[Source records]
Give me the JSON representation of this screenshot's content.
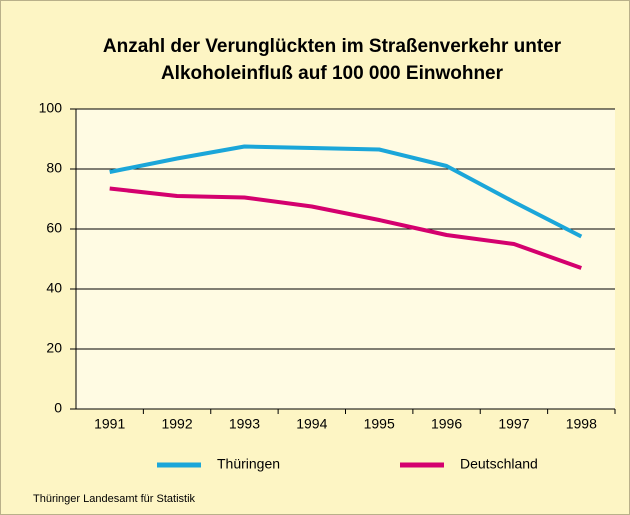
{
  "chart_data": {
    "type": "line",
    "title": [
      "Anzahl der Verunglückten im Straßenverkehr unter",
      "Alkoholeinfluß auf 100 000 Einwohner"
    ],
    "categories": [
      "1991",
      "1992",
      "1993",
      "1994",
      "1995",
      "1996",
      "1997",
      "1998"
    ],
    "series": [
      {
        "name": "Thüringen",
        "color": "#1ba6d9",
        "values": [
          79,
          83.5,
          87.5,
          87,
          86.5,
          81,
          69,
          57.5
        ]
      },
      {
        "name": "Deutschland",
        "color": "#d4006e",
        "values": [
          73.5,
          71,
          70.5,
          67.5,
          63,
          58,
          55,
          47
        ]
      }
    ],
    "ylim": [
      0,
      100
    ],
    "yticks": [
      0,
      20,
      40,
      60,
      80,
      100
    ],
    "grid": true,
    "source": "Thüringer Landesamt für Statistik"
  }
}
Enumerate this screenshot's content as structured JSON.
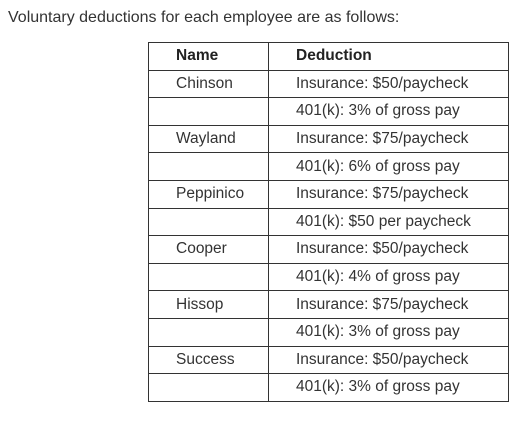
{
  "intro_text": "Voluntary deductions for each employee are as follows:",
  "table": {
    "headers": {
      "name": "Name",
      "deduction": "Deduction"
    },
    "rows": [
      {
        "name": "Chinson",
        "deduction": "Insurance: $50/paycheck"
      },
      {
        "name": "",
        "deduction": "401(k): 3% of gross pay"
      },
      {
        "name": "Wayland",
        "deduction": "Insurance: $75/paycheck"
      },
      {
        "name": "",
        "deduction": "401(k): 6% of gross pay"
      },
      {
        "name": "Peppinico",
        "deduction": "Insurance: $75/paycheck"
      },
      {
        "name": "",
        "deduction": "401(k): $50 per paycheck"
      },
      {
        "name": "Cooper",
        "deduction": "Insurance: $50/paycheck"
      },
      {
        "name": "",
        "deduction": "401(k): 4% of gross pay"
      },
      {
        "name": "Hissop",
        "deduction": "Insurance: $75/paycheck"
      },
      {
        "name": "",
        "deduction": "401(k): 3% of gross pay"
      },
      {
        "name": "Success",
        "deduction": "Insurance: $50/paycheck"
      },
      {
        "name": "",
        "deduction": "401(k): 3% of gross pay"
      }
    ]
  }
}
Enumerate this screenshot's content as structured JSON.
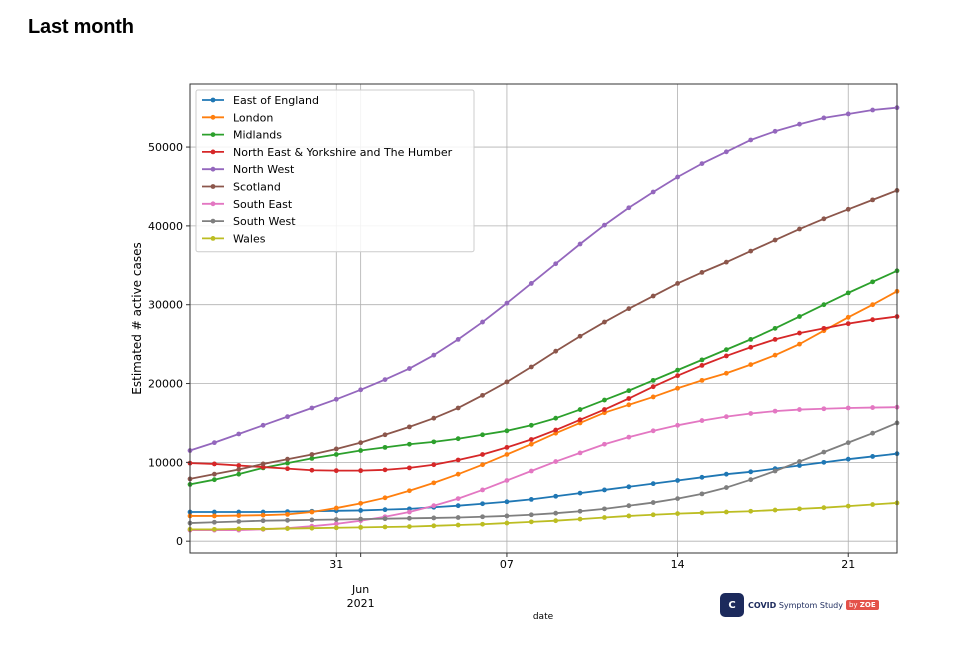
{
  "page": {
    "title": "Last month"
  },
  "logo": {
    "covid": "COVID",
    "symptom_study": "Symptom Study",
    "by": "by",
    "zoe": "ZOE"
  },
  "chart_data": {
    "type": "line",
    "xlabel": "date",
    "ylabel": "Estimated # active cases",
    "ylim": [
      -1500,
      58000
    ],
    "yticks": [
      0,
      10000,
      20000,
      30000,
      40000,
      50000
    ],
    "ytick_labels": [
      "0",
      "10000",
      "20000",
      "30000",
      "40000",
      "50000"
    ],
    "x_start": "2021-05-25",
    "x_end": "2021-06-23",
    "xticks": [
      {
        "date": "2021-05-31",
        "label": "31",
        "sub": ""
      },
      {
        "date": "2021-06-01",
        "label": "Jun",
        "sub": "2021"
      },
      {
        "date": "2021-06-07",
        "label": "07",
        "sub": ""
      },
      {
        "date": "2021-06-14",
        "label": "14",
        "sub": ""
      },
      {
        "date": "2021-06-21",
        "label": "21",
        "sub": ""
      }
    ],
    "grid": true,
    "legend_position": "top-left",
    "x": [
      "2021-05-25",
      "2021-05-26",
      "2021-05-27",
      "2021-05-28",
      "2021-05-29",
      "2021-05-30",
      "2021-05-31",
      "2021-06-01",
      "2021-06-02",
      "2021-06-03",
      "2021-06-04",
      "2021-06-05",
      "2021-06-06",
      "2021-06-07",
      "2021-06-08",
      "2021-06-09",
      "2021-06-10",
      "2021-06-11",
      "2021-06-12",
      "2021-06-13",
      "2021-06-14",
      "2021-06-15",
      "2021-06-16",
      "2021-06-17",
      "2021-06-18",
      "2021-06-19",
      "2021-06-20",
      "2021-06-21",
      "2021-06-22",
      "2021-06-23"
    ],
    "series": [
      {
        "name": "East of England",
        "color": "#1f77b4",
        "values": [
          3700,
          3700,
          3700,
          3700,
          3750,
          3800,
          3850,
          3900,
          4000,
          4100,
          4300,
          4500,
          4750,
          5000,
          5300,
          5700,
          6100,
          6500,
          6900,
          7300,
          7700,
          8100,
          8500,
          8800,
          9200,
          9600,
          10000,
          10400,
          10750,
          11100
        ]
      },
      {
        "name": "London",
        "color": "#ff7f0e",
        "values": [
          3200,
          3200,
          3250,
          3300,
          3400,
          3700,
          4200,
          4800,
          5500,
          6400,
          7400,
          8500,
          9700,
          11000,
          12300,
          13700,
          15000,
          16300,
          17300,
          18300,
          19400,
          20400,
          21300,
          22400,
          23600,
          25000,
          26700,
          28400,
          30000,
          31700
        ]
      },
      {
        "name": "Midlands",
        "color": "#2ca02c",
        "values": [
          7200,
          7800,
          8500,
          9300,
          9900,
          10500,
          11000,
          11500,
          11900,
          12300,
          12600,
          13000,
          13500,
          14000,
          14700,
          15600,
          16700,
          17900,
          19100,
          20400,
          21700,
          23000,
          24300,
          25600,
          27000,
          28500,
          30000,
          31500,
          32900,
          34300
        ]
      },
      {
        "name": "North East & Yorkshire and The Humber",
        "color": "#d62728",
        "values": [
          9900,
          9800,
          9600,
          9400,
          9200,
          9000,
          8950,
          8950,
          9050,
          9300,
          9700,
          10300,
          11000,
          11900,
          12900,
          14100,
          15400,
          16700,
          18100,
          19600,
          21000,
          22300,
          23500,
          24600,
          25600,
          26400,
          27000,
          27600,
          28100,
          28500
        ]
      },
      {
        "name": "North West",
        "color": "#9467bd",
        "values": [
          11500,
          12500,
          13600,
          14700,
          15800,
          16900,
          18000,
          19200,
          20500,
          21900,
          23600,
          25600,
          27800,
          30200,
          32700,
          35200,
          37700,
          40100,
          42300,
          44300,
          46200,
          47900,
          49400,
          50900,
          52000,
          52900,
          53700,
          54200,
          54700,
          55000
        ]
      },
      {
        "name": "Scotland",
        "color": "#8c564b",
        "values": [
          7900,
          8500,
          9100,
          9800,
          10400,
          11000,
          11700,
          12500,
          13500,
          14500,
          15600,
          16900,
          18500,
          20200,
          22100,
          24100,
          26000,
          27800,
          29500,
          31100,
          32700,
          34100,
          35400,
          36800,
          38200,
          39600,
          40900,
          42100,
          43300,
          44500
        ]
      },
      {
        "name": "South East",
        "color": "#e377c2",
        "values": [
          1400,
          1400,
          1400,
          1500,
          1650,
          1900,
          2200,
          2600,
          3100,
          3700,
          4500,
          5400,
          6500,
          7700,
          8900,
          10100,
          11200,
          12300,
          13200,
          14000,
          14700,
          15300,
          15800,
          16200,
          16500,
          16700,
          16800,
          16900,
          16950,
          17000
        ]
      },
      {
        "name": "South West",
        "color": "#7f7f7f",
        "values": [
          2300,
          2400,
          2500,
          2600,
          2650,
          2700,
          2750,
          2800,
          2850,
          2900,
          2950,
          3000,
          3100,
          3200,
          3350,
          3550,
          3800,
          4100,
          4500,
          4900,
          5400,
          6000,
          6800,
          7800,
          8900,
          10100,
          11300,
          12500,
          13700,
          15000
        ]
      },
      {
        "name": "Wales",
        "color": "#bcbd22",
        "values": [
          1500,
          1500,
          1550,
          1550,
          1600,
          1650,
          1700,
          1750,
          1800,
          1850,
          1950,
          2050,
          2150,
          2300,
          2450,
          2600,
          2800,
          3000,
          3200,
          3350,
          3500,
          3600,
          3700,
          3800,
          3950,
          4100,
          4250,
          4450,
          4650,
          4850
        ]
      }
    ]
  }
}
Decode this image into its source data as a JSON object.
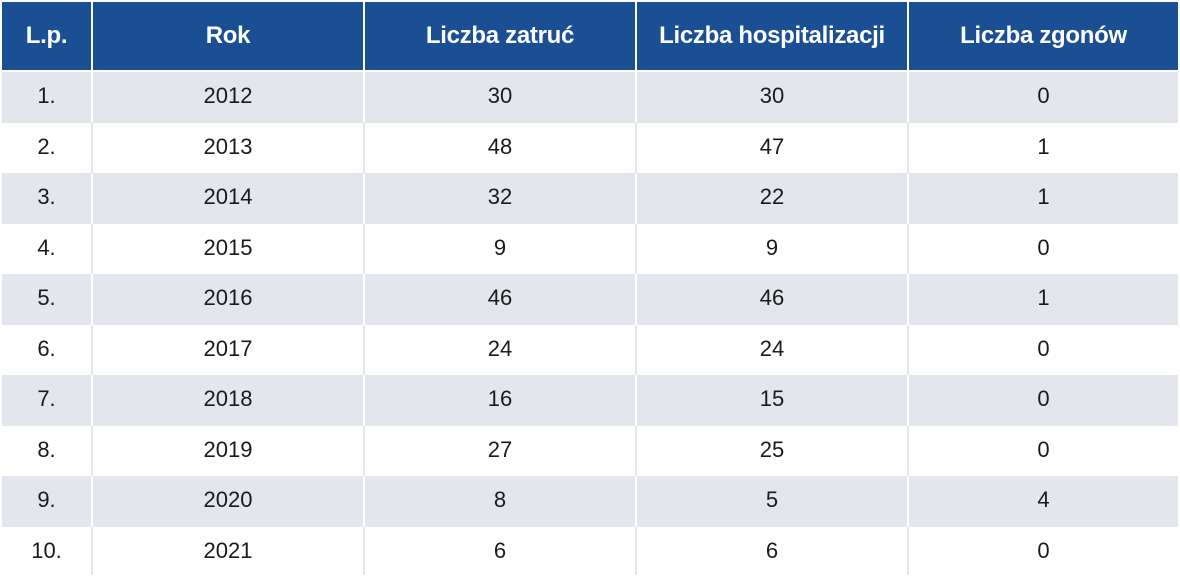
{
  "chart_data": {
    "type": "table",
    "columns": [
      "L.p.",
      "Rok",
      "Liczba zatruć",
      "Liczba hospitalizacji",
      "Liczba zgonów"
    ],
    "rows": [
      [
        "1.",
        "2012",
        "30",
        "30",
        "0"
      ],
      [
        "2.",
        "2013",
        "48",
        "47",
        "1"
      ],
      [
        "3.",
        "2014",
        "32",
        "22",
        "1"
      ],
      [
        "4.",
        "2015",
        "9",
        "9",
        "0"
      ],
      [
        "5.",
        "2016",
        "46",
        "46",
        "1"
      ],
      [
        "6.",
        "2017",
        "24",
        "24",
        "0"
      ],
      [
        "7.",
        "2018",
        "16",
        "15",
        "0"
      ],
      [
        "8.",
        "2019",
        "27",
        "25",
        "0"
      ],
      [
        "9.",
        "2020",
        "8",
        "5",
        "4"
      ],
      [
        "10.",
        "2021",
        "6",
        "6",
        "0"
      ]
    ]
  },
  "colors": {
    "header_background": "#1b4f93",
    "header_text": "#ffffff",
    "striped_row": "#e3e6ec",
    "plain_row": "#ffffff"
  }
}
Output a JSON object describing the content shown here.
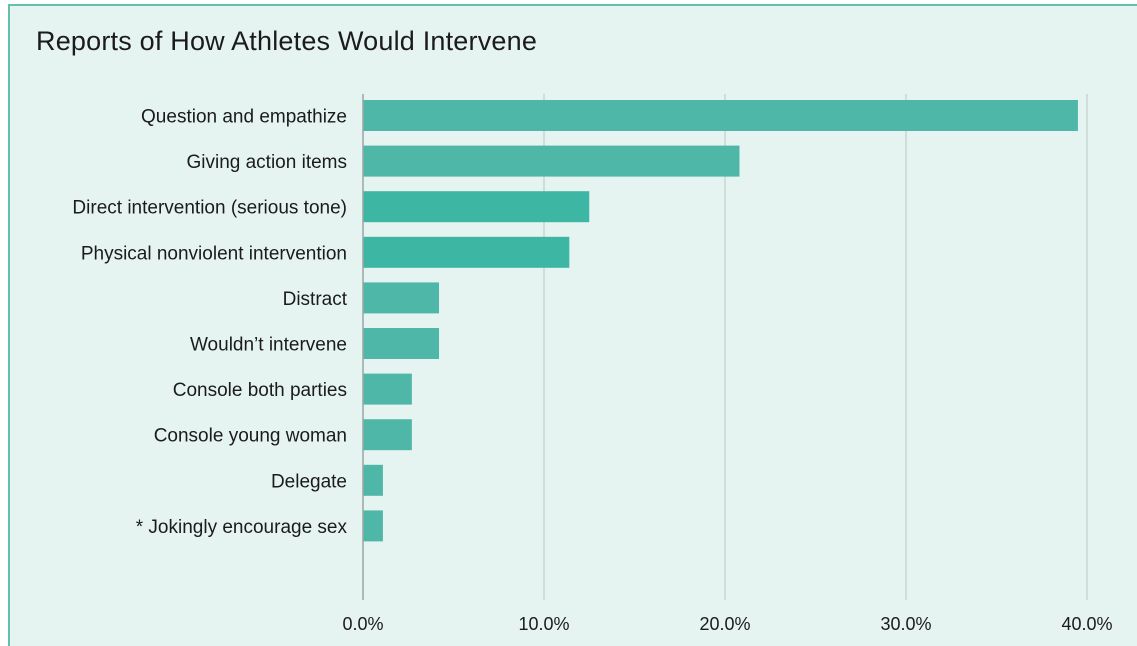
{
  "chart_data": {
    "type": "bar",
    "orientation": "horizontal",
    "title": "Reports of How Athletes Would Intervene",
    "categories": [
      "Question and empathize",
      "Giving action items",
      "Direct intervention (serious tone)",
      "Physical nonviolent intervention",
      "Distract",
      "Wouldn’t intervene",
      "Console both parties",
      "Console young woman",
      "Delegate",
      "* Jokingly encourage sex"
    ],
    "values": [
      39.5,
      20.8,
      12.5,
      11.4,
      4.2,
      4.2,
      2.7,
      2.7,
      1.1,
      1.1
    ],
    "bar_colors": [
      "#4fb7a8",
      "#4fb7a8",
      "#3db6a4",
      "#3db6a4",
      "#4fb7a8",
      "#4fb7a8",
      "#4fb7a8",
      "#4fb7a8",
      "#4fb7a8",
      "#4fb7a8"
    ],
    "xlim": [
      0,
      40
    ],
    "xticks": [
      0,
      10,
      20,
      30,
      40
    ],
    "xtick_labels": [
      "0.0%",
      "10.0%",
      "20.0%",
      "30.0%",
      "40.0%"
    ],
    "grid": "vertical",
    "xlabel": "",
    "ylabel": ""
  },
  "colors": {
    "background": "#e6f4f1",
    "border": "#5fc1ae",
    "gridline": "#b9c8c4",
    "axis": "#9aa5a2"
  }
}
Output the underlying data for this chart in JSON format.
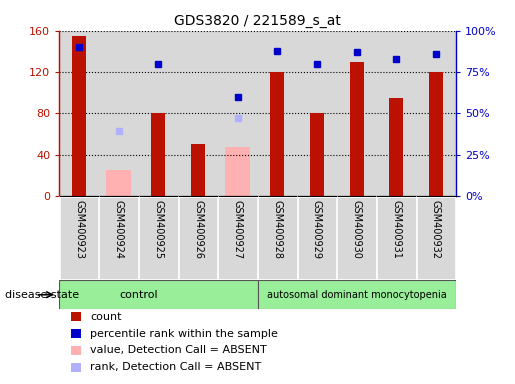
{
  "title": "GDS3820 / 221589_s_at",
  "samples": [
    "GSM400923",
    "GSM400924",
    "GSM400925",
    "GSM400926",
    "GSM400927",
    "GSM400928",
    "GSM400929",
    "GSM400930",
    "GSM400931",
    "GSM400932"
  ],
  "count": [
    155,
    null,
    80,
    50,
    null,
    120,
    80,
    130,
    95,
    120
  ],
  "percentile_rank": [
    90,
    null,
    80,
    null,
    60,
    88,
    80,
    87,
    83,
    86
  ],
  "absent_value": [
    null,
    25,
    null,
    null,
    47,
    null,
    null,
    null,
    null,
    null
  ],
  "absent_rank": [
    null,
    39,
    null,
    null,
    47,
    null,
    null,
    null,
    null,
    null
  ],
  "control_count": 5,
  "disease_count": 5,
  "ylim_left": [
    0,
    160
  ],
  "ylim_right": [
    0,
    100
  ],
  "yticks_left": [
    0,
    40,
    80,
    120,
    160
  ],
  "yticks_right": [
    0,
    25,
    50,
    75,
    100
  ],
  "ytick_labels_left": [
    "0",
    "40",
    "80",
    "120",
    "160"
  ],
  "ytick_labels_right": [
    "0%",
    "25%",
    "50%",
    "75%",
    "100%"
  ],
  "color_count": "#bb1100",
  "color_rank": "#0000cc",
  "color_absent_value": "#ffb0b0",
  "color_absent_rank": "#b0b0ff",
  "color_control_bg": "#99ee99",
  "color_disease_bg": "#99ee99",
  "color_sample_bg": "#d8d8d8",
  "bar_width": 0.35,
  "disease_state_label": "disease state",
  "control_label": "control",
  "disease_label": "autosomal dominant monocytopenia",
  "legend_items": [
    {
      "label": "count",
      "color": "#bb1100"
    },
    {
      "label": "percentile rank within the sample",
      "color": "#0000cc"
    },
    {
      "label": "value, Detection Call = ABSENT",
      "color": "#ffb0b0"
    },
    {
      "label": "rank, Detection Call = ABSENT",
      "color": "#b0b0ff"
    }
  ]
}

**WHAT THE TASK REQUIRES**
Go through the records and gather the lines that hold "ylabel".

**RESULT OF THIS TASK**
    "ylabel": "Estimated # active cases",
    "ylabel": ""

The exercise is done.